Exercise task
Of all the lines in the data below, how many contain "Minimum"? Report that number alone.

Provided information
········
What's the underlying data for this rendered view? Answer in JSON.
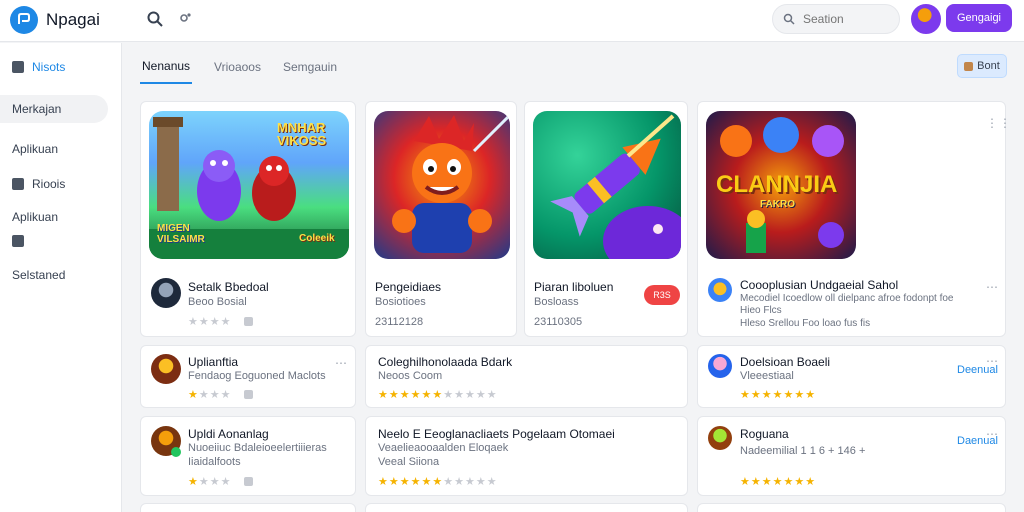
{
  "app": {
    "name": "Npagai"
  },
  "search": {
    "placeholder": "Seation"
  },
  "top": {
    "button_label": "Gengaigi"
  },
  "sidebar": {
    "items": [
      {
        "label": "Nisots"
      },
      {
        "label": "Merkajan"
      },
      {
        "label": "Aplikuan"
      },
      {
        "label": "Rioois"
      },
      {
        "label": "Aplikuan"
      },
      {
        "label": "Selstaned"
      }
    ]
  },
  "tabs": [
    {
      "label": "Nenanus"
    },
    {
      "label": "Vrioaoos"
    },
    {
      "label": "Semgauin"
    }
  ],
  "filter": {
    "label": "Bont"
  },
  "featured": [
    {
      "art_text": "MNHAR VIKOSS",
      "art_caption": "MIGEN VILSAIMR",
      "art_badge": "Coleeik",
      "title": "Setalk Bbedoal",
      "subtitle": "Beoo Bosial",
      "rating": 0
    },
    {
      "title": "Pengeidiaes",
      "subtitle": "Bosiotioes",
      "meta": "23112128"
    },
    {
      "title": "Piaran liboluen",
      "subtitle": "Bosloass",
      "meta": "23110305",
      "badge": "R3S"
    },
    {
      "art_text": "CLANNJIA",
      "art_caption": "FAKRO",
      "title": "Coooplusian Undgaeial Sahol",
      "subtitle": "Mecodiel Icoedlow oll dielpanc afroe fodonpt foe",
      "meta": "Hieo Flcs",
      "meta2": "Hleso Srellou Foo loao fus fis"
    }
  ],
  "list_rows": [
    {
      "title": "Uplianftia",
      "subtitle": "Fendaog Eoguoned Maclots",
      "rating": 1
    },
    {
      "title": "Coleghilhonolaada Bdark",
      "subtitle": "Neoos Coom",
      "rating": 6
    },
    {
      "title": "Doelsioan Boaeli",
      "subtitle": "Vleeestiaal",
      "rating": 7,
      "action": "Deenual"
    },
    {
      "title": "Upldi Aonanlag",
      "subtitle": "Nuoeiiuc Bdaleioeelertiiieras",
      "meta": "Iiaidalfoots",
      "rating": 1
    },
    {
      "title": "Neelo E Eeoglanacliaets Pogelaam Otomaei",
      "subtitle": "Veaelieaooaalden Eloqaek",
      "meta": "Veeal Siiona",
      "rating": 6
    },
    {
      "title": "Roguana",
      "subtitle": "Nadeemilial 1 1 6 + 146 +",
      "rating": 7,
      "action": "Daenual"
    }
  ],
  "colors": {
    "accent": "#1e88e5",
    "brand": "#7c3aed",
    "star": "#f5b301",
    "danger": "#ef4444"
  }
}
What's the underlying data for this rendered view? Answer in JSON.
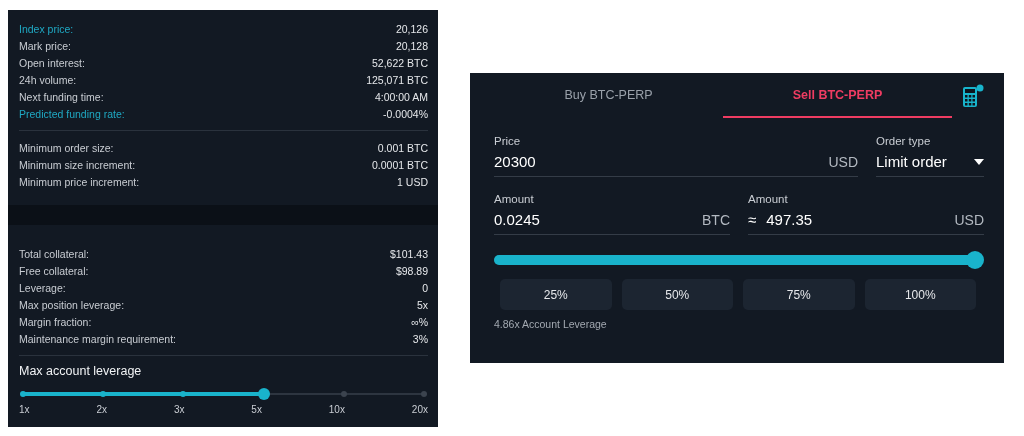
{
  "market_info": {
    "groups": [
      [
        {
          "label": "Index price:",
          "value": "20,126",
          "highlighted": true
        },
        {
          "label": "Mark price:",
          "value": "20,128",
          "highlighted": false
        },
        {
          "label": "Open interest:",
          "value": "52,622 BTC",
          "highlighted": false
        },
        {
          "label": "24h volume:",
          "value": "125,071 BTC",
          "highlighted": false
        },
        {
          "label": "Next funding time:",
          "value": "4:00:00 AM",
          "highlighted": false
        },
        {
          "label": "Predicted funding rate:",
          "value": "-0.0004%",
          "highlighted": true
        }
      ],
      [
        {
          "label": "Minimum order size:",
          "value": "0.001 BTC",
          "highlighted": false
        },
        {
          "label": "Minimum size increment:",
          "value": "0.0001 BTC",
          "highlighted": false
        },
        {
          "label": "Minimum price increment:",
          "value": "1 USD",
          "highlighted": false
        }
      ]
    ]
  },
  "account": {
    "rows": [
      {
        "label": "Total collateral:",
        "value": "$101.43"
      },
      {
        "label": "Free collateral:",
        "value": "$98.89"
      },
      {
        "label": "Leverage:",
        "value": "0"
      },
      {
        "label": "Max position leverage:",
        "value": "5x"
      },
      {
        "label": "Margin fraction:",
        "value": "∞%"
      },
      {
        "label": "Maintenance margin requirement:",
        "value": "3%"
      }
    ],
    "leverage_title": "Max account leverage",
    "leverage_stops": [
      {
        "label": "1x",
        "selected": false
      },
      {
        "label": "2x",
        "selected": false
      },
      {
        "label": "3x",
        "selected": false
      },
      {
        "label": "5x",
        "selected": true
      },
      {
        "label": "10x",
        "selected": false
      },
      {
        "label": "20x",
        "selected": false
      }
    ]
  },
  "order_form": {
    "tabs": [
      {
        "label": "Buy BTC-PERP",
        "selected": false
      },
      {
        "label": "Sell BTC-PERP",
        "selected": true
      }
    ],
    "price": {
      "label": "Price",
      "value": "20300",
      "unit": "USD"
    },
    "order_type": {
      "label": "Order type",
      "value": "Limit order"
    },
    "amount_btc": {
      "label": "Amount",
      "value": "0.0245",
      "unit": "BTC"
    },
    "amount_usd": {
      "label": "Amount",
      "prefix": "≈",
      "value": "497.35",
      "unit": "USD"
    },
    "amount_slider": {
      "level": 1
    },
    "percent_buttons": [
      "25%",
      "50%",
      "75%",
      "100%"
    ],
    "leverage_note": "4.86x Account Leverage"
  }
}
········
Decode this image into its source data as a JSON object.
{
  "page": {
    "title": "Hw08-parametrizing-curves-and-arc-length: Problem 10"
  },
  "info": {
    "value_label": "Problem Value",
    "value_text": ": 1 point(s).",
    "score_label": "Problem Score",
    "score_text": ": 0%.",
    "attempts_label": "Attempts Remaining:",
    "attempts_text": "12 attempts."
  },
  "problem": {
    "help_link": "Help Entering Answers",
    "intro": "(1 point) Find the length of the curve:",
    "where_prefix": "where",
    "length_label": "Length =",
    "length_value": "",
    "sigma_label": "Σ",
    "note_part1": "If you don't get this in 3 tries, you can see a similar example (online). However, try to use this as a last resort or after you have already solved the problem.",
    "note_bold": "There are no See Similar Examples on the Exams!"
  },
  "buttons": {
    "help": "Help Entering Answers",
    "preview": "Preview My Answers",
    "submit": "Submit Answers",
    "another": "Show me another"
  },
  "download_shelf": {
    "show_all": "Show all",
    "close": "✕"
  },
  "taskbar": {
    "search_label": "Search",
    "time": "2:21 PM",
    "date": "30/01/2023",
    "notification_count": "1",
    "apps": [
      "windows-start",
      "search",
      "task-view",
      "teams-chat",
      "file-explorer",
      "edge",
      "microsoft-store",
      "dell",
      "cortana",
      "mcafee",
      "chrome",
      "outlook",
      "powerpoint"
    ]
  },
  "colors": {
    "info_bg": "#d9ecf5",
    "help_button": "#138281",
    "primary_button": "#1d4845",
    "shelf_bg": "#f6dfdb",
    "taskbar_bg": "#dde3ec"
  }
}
········
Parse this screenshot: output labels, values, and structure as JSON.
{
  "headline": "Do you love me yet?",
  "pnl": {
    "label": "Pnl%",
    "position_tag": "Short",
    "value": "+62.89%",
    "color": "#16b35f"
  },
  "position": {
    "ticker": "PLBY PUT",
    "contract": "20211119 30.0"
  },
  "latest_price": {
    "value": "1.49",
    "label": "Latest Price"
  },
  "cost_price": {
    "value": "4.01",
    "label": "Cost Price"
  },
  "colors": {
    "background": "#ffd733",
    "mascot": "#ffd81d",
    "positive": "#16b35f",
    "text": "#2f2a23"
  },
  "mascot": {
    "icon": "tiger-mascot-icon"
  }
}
········
Solution for this exercise
3